**The problem:** Return the listing below word for word, keeping every line in its original order.

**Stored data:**
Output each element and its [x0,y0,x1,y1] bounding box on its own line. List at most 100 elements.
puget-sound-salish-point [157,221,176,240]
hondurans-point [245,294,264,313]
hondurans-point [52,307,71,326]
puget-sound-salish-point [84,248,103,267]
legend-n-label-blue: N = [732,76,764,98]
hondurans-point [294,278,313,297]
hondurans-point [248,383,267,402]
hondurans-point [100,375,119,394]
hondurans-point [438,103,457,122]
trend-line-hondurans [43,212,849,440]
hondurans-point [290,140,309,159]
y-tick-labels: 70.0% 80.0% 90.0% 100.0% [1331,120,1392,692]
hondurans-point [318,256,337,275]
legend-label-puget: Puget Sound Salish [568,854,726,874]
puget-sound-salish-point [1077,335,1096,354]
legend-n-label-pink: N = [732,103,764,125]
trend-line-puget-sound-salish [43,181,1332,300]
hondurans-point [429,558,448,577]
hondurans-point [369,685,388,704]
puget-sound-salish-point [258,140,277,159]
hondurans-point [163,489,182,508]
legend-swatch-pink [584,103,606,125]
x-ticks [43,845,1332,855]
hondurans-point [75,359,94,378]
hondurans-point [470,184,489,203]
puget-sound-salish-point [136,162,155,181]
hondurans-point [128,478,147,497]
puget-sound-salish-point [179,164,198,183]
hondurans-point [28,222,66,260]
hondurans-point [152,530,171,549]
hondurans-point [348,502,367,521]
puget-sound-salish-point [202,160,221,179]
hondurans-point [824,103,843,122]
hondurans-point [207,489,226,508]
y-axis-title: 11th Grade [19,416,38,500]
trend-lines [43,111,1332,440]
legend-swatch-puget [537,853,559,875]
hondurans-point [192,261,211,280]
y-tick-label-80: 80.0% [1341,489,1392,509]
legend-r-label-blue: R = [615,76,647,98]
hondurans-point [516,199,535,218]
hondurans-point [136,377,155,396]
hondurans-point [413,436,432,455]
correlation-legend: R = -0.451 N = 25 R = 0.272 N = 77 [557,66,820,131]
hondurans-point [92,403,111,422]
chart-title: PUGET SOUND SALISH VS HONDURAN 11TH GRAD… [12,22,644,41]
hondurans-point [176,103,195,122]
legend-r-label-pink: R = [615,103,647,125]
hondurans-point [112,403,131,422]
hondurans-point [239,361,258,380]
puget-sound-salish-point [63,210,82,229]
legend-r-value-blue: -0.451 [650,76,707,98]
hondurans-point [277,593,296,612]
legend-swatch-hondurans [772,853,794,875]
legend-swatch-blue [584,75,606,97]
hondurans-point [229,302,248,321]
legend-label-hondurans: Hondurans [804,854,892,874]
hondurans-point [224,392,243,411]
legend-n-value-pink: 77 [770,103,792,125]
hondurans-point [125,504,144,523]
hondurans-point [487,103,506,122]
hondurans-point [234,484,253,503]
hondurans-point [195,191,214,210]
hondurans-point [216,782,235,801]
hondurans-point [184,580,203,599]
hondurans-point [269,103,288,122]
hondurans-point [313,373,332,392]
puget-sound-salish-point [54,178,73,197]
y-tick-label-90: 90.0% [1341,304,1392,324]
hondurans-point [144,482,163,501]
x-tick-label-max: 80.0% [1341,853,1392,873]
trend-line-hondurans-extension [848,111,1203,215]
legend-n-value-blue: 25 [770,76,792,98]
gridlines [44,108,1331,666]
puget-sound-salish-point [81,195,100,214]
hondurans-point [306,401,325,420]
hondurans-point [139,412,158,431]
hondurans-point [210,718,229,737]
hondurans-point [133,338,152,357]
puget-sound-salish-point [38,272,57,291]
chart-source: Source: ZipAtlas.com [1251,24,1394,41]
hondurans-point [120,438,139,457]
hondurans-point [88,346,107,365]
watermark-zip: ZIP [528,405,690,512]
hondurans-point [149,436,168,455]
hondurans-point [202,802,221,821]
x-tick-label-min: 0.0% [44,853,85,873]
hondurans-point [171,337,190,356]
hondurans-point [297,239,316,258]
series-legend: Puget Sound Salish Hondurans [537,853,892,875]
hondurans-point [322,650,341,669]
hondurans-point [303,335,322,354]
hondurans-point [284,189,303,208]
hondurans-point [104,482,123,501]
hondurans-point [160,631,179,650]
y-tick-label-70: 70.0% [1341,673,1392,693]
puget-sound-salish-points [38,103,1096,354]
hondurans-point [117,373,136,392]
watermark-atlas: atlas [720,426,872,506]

**Answer for this exercise:**
Output each element and its [x0,y0,x1,y1] bounding box on its own line. List at most 100 elements.
puget-sound-salish-point [157,221,176,240]
hondurans-point [245,294,264,313]
hondurans-point [52,307,71,326]
puget-sound-salish-point [84,248,103,267]
legend-n-label-blue: N = [732,76,764,98]
hondurans-point [294,278,313,297]
hondurans-point [248,383,267,402]
hondurans-point [100,375,119,394]
hondurans-point [438,103,457,122]
trend-line-hondurans [43,212,849,440]
hondurans-point [290,140,309,159]
y-tick-labels: 70.0% 80.0% 90.0% 100.0% [1331,120,1392,692]
hondurans-point [318,256,337,275]
legend-label-puget: Puget Sound Salish [568,854,726,874]
puget-sound-salish-point [1077,335,1096,354]
legend-n-label-pink: N = [732,103,764,125]
trend-line-puget-sound-salish [43,181,1332,300]
hondurans-point [429,558,448,577]
hondurans-point [369,685,388,704]
puget-sound-salish-point [258,140,277,159]
hondurans-point [163,489,182,508]
legend-swatch-pink [584,103,606,125]
x-ticks [43,845,1332,855]
hondurans-point [75,359,94,378]
hondurans-point [470,184,489,203]
puget-sound-salish-point [136,162,155,181]
hondurans-point [128,478,147,497]
puget-sound-salish-point [179,164,198,183]
hondurans-point [28,222,66,260]
hondurans-point [152,530,171,549]
hondurans-point [348,502,367,521]
puget-sound-salish-point [202,160,221,179]
hondurans-point [824,103,843,122]
hondurans-point [207,489,226,508]
y-axis-title: 11th Grade [19,416,38,500]
trend-lines [43,111,1332,440]
legend-swatch-puget [537,853,559,875]
hondurans-point [192,261,211,280]
y-tick-label-80: 80.0% [1341,489,1392,509]
legend-r-label-blue: R = [615,76,647,98]
hondurans-point [516,199,535,218]
hondurans-point [136,377,155,396]
hondurans-point [413,436,432,455]
correlation-legend: R = -0.451 N = 25 R = 0.272 N = 77 [557,66,820,131]
hondurans-point [92,403,111,422]
chart-title: PUGET SOUND SALISH VS HONDURAN 11TH GRAD… [12,22,644,41]
hondurans-point [176,103,195,122]
legend-r-label-pink: R = [615,103,647,125]
hondurans-point [112,403,131,422]
hondurans-point [239,361,258,380]
puget-sound-salish-point [63,210,82,229]
legend-r-value-blue: -0.451 [650,76,707,98]
hondurans-point [277,593,296,612]
legend-swatch-hondurans [772,853,794,875]
legend-swatch-blue [584,75,606,97]
hondurans-point [229,302,248,321]
legend-label-hondurans: Hondurans [804,854,892,874]
hondurans-point [224,392,243,411]
legend-n-value-pink: 77 [770,103,792,125]
hondurans-point [125,504,144,523]
hondurans-point [487,103,506,122]
hondurans-point [234,484,253,503]
hondurans-point [195,191,214,210]
hondurans-point [216,782,235,801]
hondurans-point [184,580,203,599]
hondurans-point [269,103,288,122]
hondurans-point [313,373,332,392]
puget-sound-salish-point [54,178,73,197]
y-tick-label-90: 90.0% [1341,304,1392,324]
hondurans-point [144,482,163,501]
x-tick-label-max: 80.0% [1341,853,1392,873]
trend-line-hondurans-extension [848,111,1203,215]
legend-n-value-blue: 25 [770,76,792,98]
gridlines [44,108,1331,666]
puget-sound-salish-point [81,195,100,214]
hondurans-point [306,401,325,420]
hondurans-point [139,412,158,431]
hondurans-point [210,718,229,737]
hondurans-point [133,338,152,357]
puget-sound-salish-point [38,272,57,291]
chart-source: Source: ZipAtlas.com [1251,24,1394,41]
hondurans-point [120,438,139,457]
hondurans-point [88,346,107,365]
watermark-zip: ZIP [528,405,690,512]
hondurans-point [149,436,168,455]
hondurans-point [202,802,221,821]
x-tick-label-min: 0.0% [44,853,85,873]
hondurans-point [171,337,190,356]
hondurans-point [297,239,316,258]
series-legend: Puget Sound Salish Hondurans [537,853,892,875]
hondurans-point [322,650,341,669]
hondurans-point [303,335,322,354]
hondurans-point [284,189,303,208]
hondurans-point [104,482,123,501]
hondurans-point [160,631,179,650]
y-tick-label-70: 70.0% [1341,673,1392,693]
puget-sound-salish-points [38,103,1096,354]
hondurans-point [117,373,136,392]
watermark-atlas: atlas [720,426,872,506]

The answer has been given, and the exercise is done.